What this exercise asks »
A: In the bug report on kvbm disk offload, what filesystem type does df -Th show for /dev/vda1?
B: Transcribe the bug report on kvbm disk offload, everything from "When I run lsof" down to "8670 /tmp/dynamo-kvbm-disk-cache-d2VwbN (deleted)".
C: Carry on the bug report about kvbm disk offload in Dynamo with vLLM, writing the next part after its final line.

-
Notifications
You must be signed in to change notification settings - Fork 684
Description
Describe the Bug
Hi, I integrated vLLM with the latest Dynamo, and when enabling kvbm disk offload, I started vLLM container with the following options:
--mount-workspace --use-nixl-gds
I also set these environment variables:
export DYN_KVBM_CPU_CACHE_GB=50
export DYN_KVBM_DISK_CACHE_GB=100
After launching vLLM, a file named cufile.log appeared and contained the following two lines:
06-11-2025 03:44:55:695 [pid=424 tid=488] NOTICE cufio-drv:830 running in compatible mode
06-11-2025 03:45:10:764 [pid=424 tid=488] ERROR cufio-fs:79 mount option not found in mount table data device: /dev/vda1
When I check with df -Th, I get:
/dev/vda1 ext4 697G 658G 39G 95% /tmp
I’m not sure why cuFile cannot find the mount configuration.
The 100GB disk space seems to have been allocated, but I don’t see any corresponding file under /tmp.
When I run lsof to inspect open files, it shows that the disk cache files have been deleted while still in use:
VLLM::Wor 424 root 127u REG 253,1 99998760960 8670 /tmp/dynamo-kvbm-disk-cache-d2VwbN (deleted)

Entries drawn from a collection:
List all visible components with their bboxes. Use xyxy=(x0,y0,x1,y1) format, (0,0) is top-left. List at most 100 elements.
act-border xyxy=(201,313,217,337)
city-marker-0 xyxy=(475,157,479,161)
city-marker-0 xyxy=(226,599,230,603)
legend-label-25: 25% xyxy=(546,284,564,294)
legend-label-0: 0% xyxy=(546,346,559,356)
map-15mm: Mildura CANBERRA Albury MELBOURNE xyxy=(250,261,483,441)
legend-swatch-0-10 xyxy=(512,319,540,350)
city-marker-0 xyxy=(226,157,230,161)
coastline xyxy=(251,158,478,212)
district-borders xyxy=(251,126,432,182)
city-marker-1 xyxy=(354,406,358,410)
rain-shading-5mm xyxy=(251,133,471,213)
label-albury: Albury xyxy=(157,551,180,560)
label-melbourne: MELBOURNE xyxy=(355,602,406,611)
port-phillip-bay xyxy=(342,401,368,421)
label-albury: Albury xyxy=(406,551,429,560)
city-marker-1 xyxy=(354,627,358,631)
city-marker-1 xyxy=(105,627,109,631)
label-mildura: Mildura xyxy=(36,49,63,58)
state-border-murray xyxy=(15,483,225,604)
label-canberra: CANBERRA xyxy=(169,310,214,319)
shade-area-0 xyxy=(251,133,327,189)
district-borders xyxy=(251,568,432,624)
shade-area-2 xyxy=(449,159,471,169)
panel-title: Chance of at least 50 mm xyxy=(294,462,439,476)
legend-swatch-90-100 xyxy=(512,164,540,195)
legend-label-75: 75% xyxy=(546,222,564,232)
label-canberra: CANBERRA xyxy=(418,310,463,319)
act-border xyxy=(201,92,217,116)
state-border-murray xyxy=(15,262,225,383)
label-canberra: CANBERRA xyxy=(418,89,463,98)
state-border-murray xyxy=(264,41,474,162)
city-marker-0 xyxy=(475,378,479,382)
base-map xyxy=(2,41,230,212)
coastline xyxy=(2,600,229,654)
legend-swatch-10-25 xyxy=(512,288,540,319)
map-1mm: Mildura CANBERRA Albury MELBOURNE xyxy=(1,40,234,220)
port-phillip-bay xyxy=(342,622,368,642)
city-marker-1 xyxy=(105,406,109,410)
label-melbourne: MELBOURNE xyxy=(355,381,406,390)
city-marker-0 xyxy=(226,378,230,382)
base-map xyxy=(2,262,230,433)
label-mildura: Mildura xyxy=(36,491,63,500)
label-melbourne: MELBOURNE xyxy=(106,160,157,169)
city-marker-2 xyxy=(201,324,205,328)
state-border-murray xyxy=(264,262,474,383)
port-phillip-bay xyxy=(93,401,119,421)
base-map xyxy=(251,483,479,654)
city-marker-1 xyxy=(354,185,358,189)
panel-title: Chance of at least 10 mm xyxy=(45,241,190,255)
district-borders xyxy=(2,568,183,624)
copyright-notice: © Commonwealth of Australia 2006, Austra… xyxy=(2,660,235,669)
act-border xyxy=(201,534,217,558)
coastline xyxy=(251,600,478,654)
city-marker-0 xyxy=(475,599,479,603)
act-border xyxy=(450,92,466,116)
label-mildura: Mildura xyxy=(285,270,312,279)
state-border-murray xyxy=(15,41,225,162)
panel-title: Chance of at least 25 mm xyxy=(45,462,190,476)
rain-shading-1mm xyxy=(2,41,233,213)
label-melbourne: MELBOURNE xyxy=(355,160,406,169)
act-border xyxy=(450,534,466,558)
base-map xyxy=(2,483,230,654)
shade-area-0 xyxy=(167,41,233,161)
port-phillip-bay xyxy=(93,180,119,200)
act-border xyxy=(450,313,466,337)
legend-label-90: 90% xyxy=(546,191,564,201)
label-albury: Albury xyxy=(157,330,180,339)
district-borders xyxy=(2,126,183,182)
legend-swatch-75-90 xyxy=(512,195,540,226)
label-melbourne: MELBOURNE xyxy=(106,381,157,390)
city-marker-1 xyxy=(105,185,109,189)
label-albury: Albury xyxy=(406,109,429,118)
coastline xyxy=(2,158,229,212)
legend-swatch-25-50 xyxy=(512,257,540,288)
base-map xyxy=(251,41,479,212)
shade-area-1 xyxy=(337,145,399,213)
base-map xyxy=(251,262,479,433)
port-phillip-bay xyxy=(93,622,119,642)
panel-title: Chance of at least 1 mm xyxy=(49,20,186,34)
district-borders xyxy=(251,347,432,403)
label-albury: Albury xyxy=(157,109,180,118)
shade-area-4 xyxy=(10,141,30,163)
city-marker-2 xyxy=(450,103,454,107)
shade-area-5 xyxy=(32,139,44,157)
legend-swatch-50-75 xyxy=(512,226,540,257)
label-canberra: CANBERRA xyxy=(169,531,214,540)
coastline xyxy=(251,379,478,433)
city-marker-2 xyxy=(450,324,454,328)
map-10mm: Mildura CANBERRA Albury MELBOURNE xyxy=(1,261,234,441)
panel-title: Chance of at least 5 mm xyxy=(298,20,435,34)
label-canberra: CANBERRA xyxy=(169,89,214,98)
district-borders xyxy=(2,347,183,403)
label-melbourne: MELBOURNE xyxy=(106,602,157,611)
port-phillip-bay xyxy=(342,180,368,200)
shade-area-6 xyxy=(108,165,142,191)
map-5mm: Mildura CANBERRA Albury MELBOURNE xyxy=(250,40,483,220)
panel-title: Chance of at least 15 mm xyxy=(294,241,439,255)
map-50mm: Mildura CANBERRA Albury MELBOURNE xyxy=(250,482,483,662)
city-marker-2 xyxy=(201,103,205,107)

Answer list »
A: ext4

B:
When I run lsof to inspect open files, it shows that the disk cache files have been deleted while still in use:
VLLM::Wor 424 root 127u REG 253,1 99998760960 8670 /tmp/dynamo-kvbm-disk-cache-d2VwbN (deleted)

C:
VLLM::Wor 424 root 128u REG 253,1 99998760960 8670 /tmp/dynamo-kvbm-disk-cache-d2VwbN (deleted)
Could you please help explain:
Why cuFile reports mount option not found in mount table for /dev/vda1?
Why the disk cache file is deleted while still being used (shown as (deleted) in lsof)?
Thanks a lot for your help!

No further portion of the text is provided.